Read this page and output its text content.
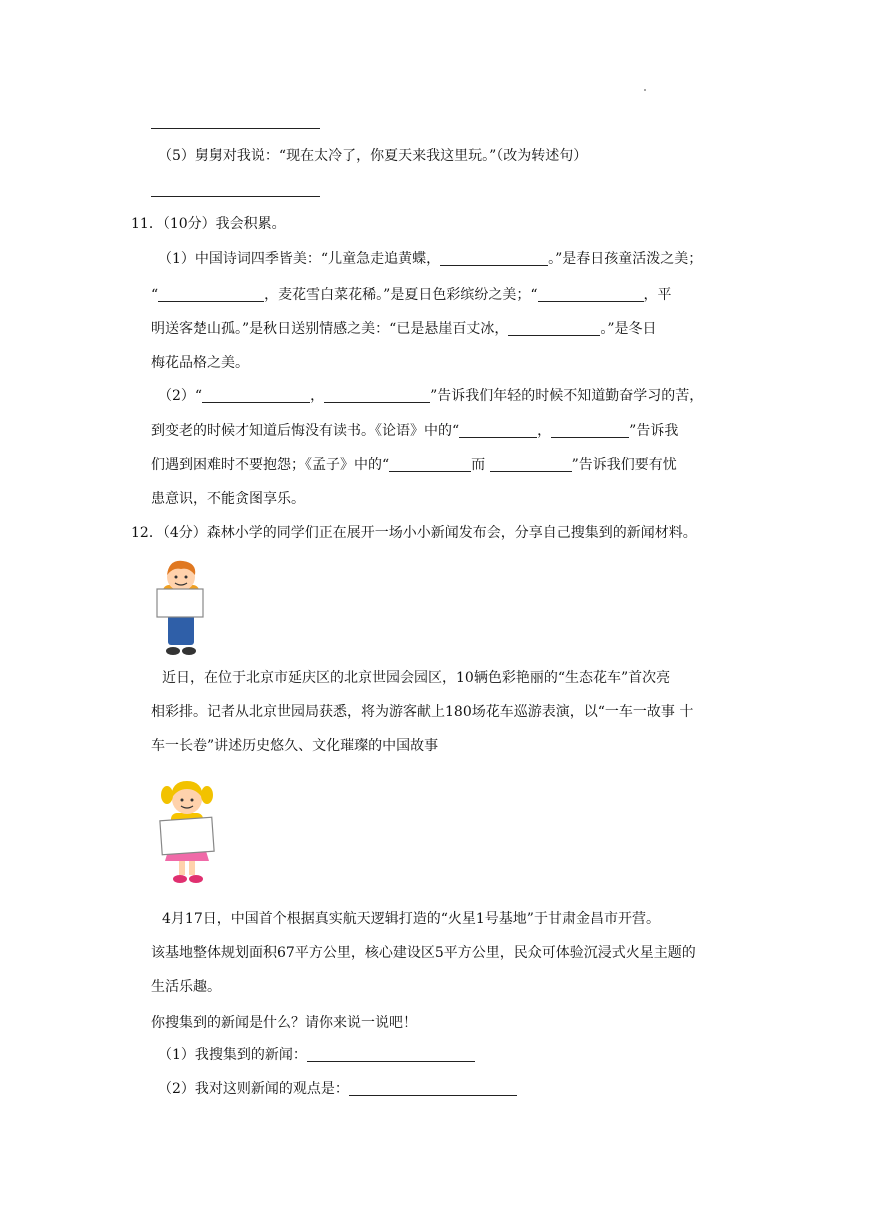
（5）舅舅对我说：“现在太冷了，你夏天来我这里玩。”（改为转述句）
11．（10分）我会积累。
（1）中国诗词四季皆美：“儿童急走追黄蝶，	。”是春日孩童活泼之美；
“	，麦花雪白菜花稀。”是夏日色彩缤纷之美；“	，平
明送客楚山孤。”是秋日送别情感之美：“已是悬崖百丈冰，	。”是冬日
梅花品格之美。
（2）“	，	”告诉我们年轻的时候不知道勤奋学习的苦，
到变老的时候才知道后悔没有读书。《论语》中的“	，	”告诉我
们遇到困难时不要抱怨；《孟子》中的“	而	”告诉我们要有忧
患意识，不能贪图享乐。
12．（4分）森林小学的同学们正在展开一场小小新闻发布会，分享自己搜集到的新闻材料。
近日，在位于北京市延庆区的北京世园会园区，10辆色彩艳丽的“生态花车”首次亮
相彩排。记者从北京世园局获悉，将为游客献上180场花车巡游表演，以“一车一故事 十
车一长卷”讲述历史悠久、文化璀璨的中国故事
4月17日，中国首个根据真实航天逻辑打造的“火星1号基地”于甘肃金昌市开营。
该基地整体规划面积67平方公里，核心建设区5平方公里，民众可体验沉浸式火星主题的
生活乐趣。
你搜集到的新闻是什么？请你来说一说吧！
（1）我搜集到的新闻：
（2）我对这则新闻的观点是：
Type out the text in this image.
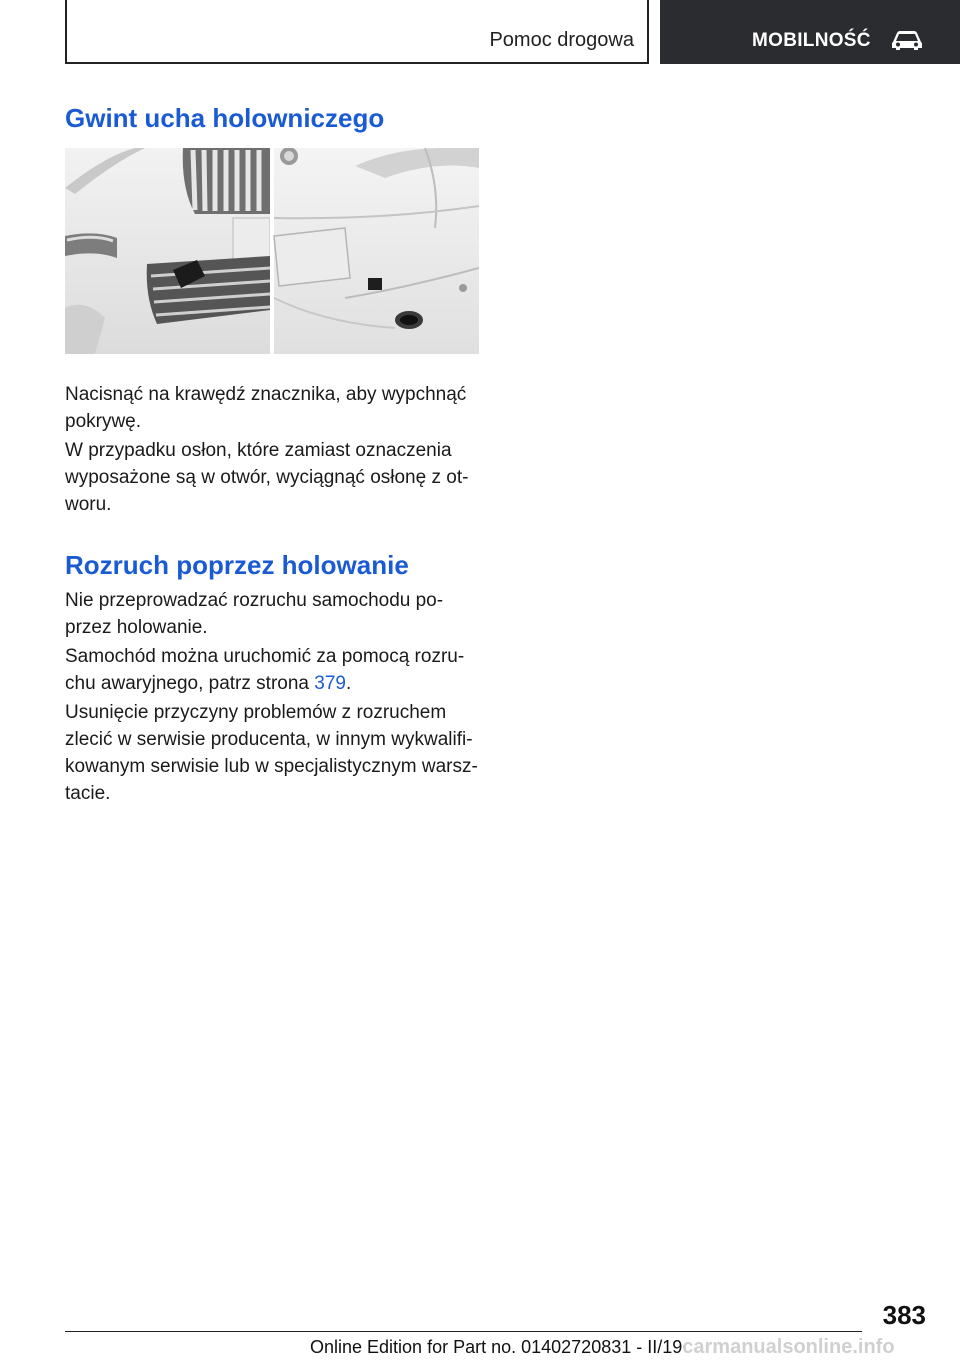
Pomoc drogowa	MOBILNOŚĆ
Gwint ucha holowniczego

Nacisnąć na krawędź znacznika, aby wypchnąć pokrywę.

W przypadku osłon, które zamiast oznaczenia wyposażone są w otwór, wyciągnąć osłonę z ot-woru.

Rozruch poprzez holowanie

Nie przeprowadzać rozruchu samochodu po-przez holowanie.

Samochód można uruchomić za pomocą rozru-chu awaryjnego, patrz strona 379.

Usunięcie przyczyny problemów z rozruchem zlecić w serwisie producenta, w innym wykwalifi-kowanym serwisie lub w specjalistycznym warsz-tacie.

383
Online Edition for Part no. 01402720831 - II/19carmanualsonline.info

-=-=-

Locate the string "text" in the listing above and copy every line where it occurs.

FULL SOLUTION:
Read this page and output its text content.
Type out the text in this image.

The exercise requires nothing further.